Copy out each line in the material below that has the word "color".

Information given:
┄┄┄┄┄┄┄┄┄┄
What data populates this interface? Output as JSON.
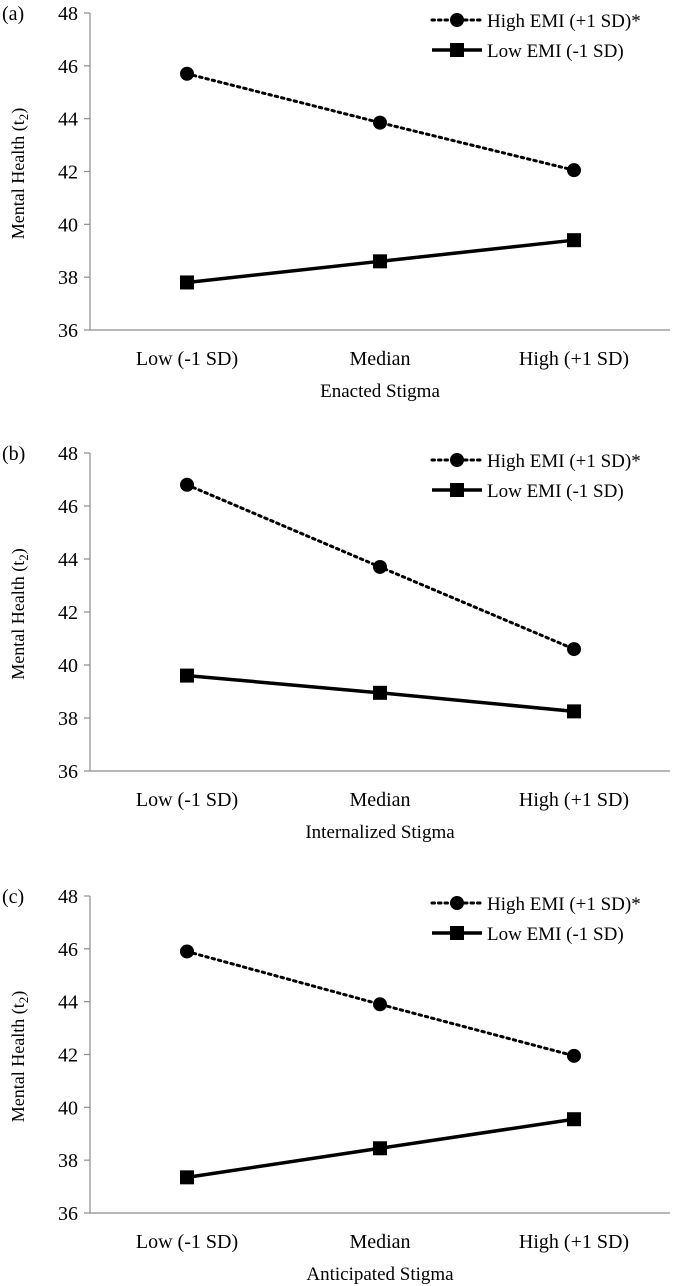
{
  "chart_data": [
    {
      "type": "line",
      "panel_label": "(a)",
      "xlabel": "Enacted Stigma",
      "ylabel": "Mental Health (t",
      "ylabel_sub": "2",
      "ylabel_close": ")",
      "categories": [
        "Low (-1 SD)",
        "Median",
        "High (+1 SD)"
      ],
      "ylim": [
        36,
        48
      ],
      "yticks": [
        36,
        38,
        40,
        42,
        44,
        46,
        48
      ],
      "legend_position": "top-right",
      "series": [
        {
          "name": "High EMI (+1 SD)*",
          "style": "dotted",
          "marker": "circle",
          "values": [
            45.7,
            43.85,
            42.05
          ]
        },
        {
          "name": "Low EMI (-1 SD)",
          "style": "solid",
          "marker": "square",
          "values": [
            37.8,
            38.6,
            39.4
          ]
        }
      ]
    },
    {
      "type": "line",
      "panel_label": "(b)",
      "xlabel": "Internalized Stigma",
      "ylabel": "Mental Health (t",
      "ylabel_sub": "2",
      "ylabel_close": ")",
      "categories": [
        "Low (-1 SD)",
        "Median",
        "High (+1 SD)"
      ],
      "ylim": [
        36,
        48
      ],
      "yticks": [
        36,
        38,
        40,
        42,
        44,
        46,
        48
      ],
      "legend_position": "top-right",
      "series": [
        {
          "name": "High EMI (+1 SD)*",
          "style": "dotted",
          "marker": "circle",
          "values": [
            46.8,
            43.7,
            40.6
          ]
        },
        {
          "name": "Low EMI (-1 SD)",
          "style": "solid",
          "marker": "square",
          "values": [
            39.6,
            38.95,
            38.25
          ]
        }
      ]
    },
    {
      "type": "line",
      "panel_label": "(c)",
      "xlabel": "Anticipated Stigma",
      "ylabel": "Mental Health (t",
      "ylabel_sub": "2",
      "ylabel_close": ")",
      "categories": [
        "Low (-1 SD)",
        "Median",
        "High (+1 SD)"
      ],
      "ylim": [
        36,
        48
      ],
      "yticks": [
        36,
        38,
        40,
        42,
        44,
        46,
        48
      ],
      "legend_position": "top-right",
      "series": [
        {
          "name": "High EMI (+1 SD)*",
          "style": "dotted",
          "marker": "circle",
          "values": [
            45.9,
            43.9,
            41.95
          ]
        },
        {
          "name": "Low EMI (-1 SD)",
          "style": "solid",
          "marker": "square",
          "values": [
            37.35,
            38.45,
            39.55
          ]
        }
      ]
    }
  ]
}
┄┄┄┄┄┄┄┄┄┄
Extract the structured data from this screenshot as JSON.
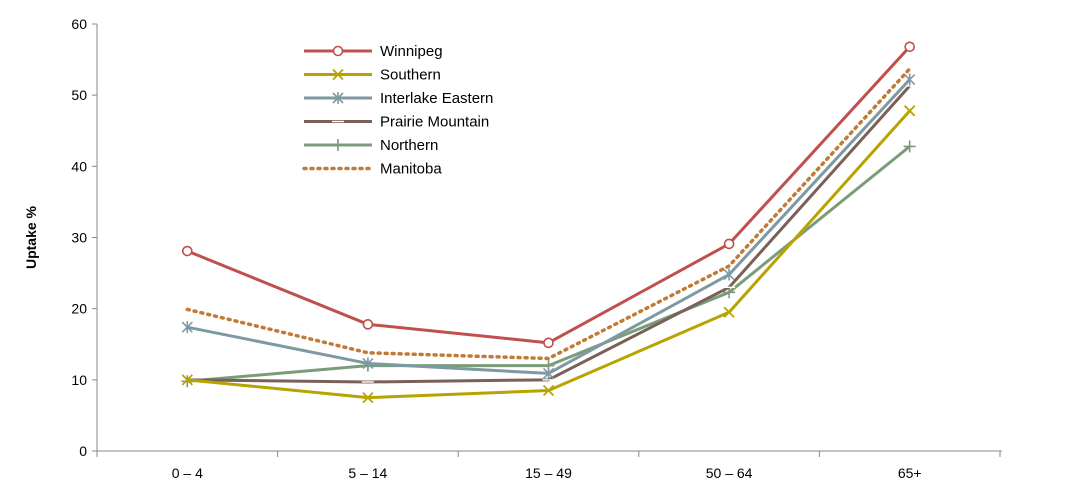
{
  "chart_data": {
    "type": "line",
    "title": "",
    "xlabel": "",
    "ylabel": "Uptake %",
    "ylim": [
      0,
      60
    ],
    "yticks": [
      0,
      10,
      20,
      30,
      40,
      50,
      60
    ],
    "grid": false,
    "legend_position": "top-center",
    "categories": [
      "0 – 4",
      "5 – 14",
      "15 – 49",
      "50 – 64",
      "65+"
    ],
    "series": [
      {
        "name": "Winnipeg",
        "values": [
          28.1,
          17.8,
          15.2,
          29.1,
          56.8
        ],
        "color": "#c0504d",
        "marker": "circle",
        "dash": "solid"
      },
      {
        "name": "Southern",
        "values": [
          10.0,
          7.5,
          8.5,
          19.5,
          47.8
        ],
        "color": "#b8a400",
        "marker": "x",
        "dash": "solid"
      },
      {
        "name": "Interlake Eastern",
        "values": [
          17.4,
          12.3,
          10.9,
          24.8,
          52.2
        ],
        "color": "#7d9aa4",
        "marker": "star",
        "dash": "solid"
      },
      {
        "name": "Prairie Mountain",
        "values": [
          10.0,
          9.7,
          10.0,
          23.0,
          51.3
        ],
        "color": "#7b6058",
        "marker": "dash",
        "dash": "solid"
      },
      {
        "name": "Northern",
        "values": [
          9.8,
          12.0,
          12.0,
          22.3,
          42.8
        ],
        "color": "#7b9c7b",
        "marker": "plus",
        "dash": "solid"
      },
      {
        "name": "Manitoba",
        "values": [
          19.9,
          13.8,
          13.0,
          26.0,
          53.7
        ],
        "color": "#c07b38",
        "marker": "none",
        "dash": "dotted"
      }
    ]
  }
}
┄┄┄┄┄┄┄┄┄┄
Final answer:
        "color": "#c0504d",
        "color": "#b8a400",
        "color": "#7d9aa4",
        "color": "#7b6058",
        "color": "#7b9c7b",
        "color": "#c07b38",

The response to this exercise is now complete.